(Entries with figure data)
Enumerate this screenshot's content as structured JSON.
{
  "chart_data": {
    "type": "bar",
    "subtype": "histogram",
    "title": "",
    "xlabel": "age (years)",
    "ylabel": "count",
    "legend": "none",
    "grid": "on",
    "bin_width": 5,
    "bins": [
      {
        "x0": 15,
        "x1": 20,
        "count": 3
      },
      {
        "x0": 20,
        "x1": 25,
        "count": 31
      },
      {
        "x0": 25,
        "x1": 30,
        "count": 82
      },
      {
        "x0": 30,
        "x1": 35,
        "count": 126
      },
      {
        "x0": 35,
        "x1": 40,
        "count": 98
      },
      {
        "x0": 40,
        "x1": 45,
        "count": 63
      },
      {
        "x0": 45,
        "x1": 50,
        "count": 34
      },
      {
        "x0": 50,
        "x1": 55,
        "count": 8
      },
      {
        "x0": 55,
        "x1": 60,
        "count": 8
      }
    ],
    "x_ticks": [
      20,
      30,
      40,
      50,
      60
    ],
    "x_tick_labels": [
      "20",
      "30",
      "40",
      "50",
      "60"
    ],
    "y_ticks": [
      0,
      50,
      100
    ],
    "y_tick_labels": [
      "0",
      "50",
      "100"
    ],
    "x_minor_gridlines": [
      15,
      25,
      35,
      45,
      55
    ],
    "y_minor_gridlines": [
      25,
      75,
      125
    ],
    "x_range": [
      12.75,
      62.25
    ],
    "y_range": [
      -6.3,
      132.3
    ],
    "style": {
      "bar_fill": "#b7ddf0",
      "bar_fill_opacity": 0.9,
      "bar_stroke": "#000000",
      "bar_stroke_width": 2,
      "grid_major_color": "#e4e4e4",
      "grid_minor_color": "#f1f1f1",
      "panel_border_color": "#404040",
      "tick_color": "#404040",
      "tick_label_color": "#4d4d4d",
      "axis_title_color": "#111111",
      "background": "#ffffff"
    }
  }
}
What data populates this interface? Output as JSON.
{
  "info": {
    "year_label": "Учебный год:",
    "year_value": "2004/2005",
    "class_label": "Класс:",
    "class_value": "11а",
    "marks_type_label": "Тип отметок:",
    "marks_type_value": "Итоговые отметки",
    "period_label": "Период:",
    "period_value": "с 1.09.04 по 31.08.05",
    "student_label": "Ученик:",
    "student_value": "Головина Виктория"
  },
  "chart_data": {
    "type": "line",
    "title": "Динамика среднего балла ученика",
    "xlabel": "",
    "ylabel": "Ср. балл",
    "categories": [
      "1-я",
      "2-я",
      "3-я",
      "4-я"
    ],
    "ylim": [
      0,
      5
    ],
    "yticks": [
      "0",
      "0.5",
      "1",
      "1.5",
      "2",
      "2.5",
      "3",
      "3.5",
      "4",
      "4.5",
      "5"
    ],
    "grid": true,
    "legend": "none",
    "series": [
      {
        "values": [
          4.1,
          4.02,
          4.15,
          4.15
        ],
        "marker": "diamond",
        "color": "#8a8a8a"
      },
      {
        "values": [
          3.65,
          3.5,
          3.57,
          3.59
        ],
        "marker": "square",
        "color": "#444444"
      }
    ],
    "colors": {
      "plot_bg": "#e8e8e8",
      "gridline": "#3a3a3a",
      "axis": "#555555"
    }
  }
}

* Written exercise *
Repeat the entries exactly, all of them.

* Solution *
Enumerate this screenshot's content as structured JSON.
{
  "chart_data": {
    "type": "bar",
    "subtype": "histogram",
    "title": "",
    "xlabel": "age (years)",
    "ylabel": "count",
    "legend": "none",
    "grid": "on",
    "bin_width": 5,
    "bins": [
      {
        "x0": 15,
        "x1": 20,
        "count": 3
      },
      {
        "x0": 20,
        "x1": 25,
        "count": 31
      },
      {
        "x0": 25,
        "x1": 30,
        "count": 82
      },
      {
        "x0": 30,
        "x1": 35,
        "count": 126
      },
      {
        "x0": 35,
        "x1": 40,
        "count": 98
      },
      {
        "x0": 40,
        "x1": 45,
        "count": 63
      },
      {
        "x0": 45,
        "x1": 50,
        "count": 34
      },
      {
        "x0": 50,
        "x1": 55,
        "count": 8
      },
      {
        "x0": 55,
        "x1": 60,
        "count": 8
      }
    ],
    "x_ticks": [
      20,
      30,
      40,
      50,
      60
    ],
    "x_tick_labels": [
      "20",
      "30",
      "40",
      "50",
      "60"
    ],
    "y_ticks": [
      0,
      50,
      100
    ],
    "y_tick_labels": [
      "0",
      "50",
      "100"
    ],
    "x_minor_gridlines": [
      15,
      25,
      35,
      45,
      55
    ],
    "y_minor_gridlines": [
      25,
      75,
      125
    ],
    "x_range": [
      12.75,
      62.25
    ],
    "y_range": [
      -6.3,
      132.3
    ],
    "style": {
      "bar_fill": "#b7ddf0",
      "bar_fill_opacity": 0.9,
      "bar_stroke": "#000000",
      "bar_stroke_width": 2,
      "grid_major_color": "#e4e4e4",
      "grid_minor_color": "#f1f1f1",
      "panel_border_color": "#404040",
      "tick_color": "#404040",
      "tick_label_color": "#4d4d4d",
      "axis_title_color": "#111111",
      "background": "#ffffff"
    }
  }
}
What data populates this interface? Output as JSON.
{
  "info": {
    "year_label": "Учебный год:",
    "year_value": "2004/2005",
    "class_label": "Класс:",
    "class_value": "11а",
    "marks_type_label": "Тип отметок:",
    "marks_type_value": "Итоговые отметки",
    "period_label": "Период:",
    "period_value": "с 1.09.04 по 31.08.05",
    "student_label": "Ученик:",
    "student_value": "Головина Виктория"
  },
  "chart_data": {
    "type": "line",
    "title": "Динамика среднего балла ученика",
    "xlabel": "",
    "ylabel": "Ср. балл",
    "categories": [
      "1-я",
      "2-я",
      "3-я",
      "4-я"
    ],
    "ylim": [
      0,
      5
    ],
    "yticks": [
      "0",
      "0.5",
      "1",
      "1.5",
      "2",
      "2.5",
      "3",
      "3.5",
      "4",
      "4.5",
      "5"
    ],
    "grid": true,
    "legend": "none",
    "series": [
      {
        "values": [
          4.1,
          4.02,
          4.15,
          4.15
        ],
        "marker": "diamond",
        "color": "#8a8a8a"
      },
      {
        "values": [
          3.65,
          3.5,
          3.57,
          3.59
        ],
        "marker": "square",
        "color": "#444444"
      }
    ],
    "colors": {
      "plot_bg": "#e8e8e8",
      "gridline": "#3a3a3a",
      "axis": "#555555"
    }
  }
}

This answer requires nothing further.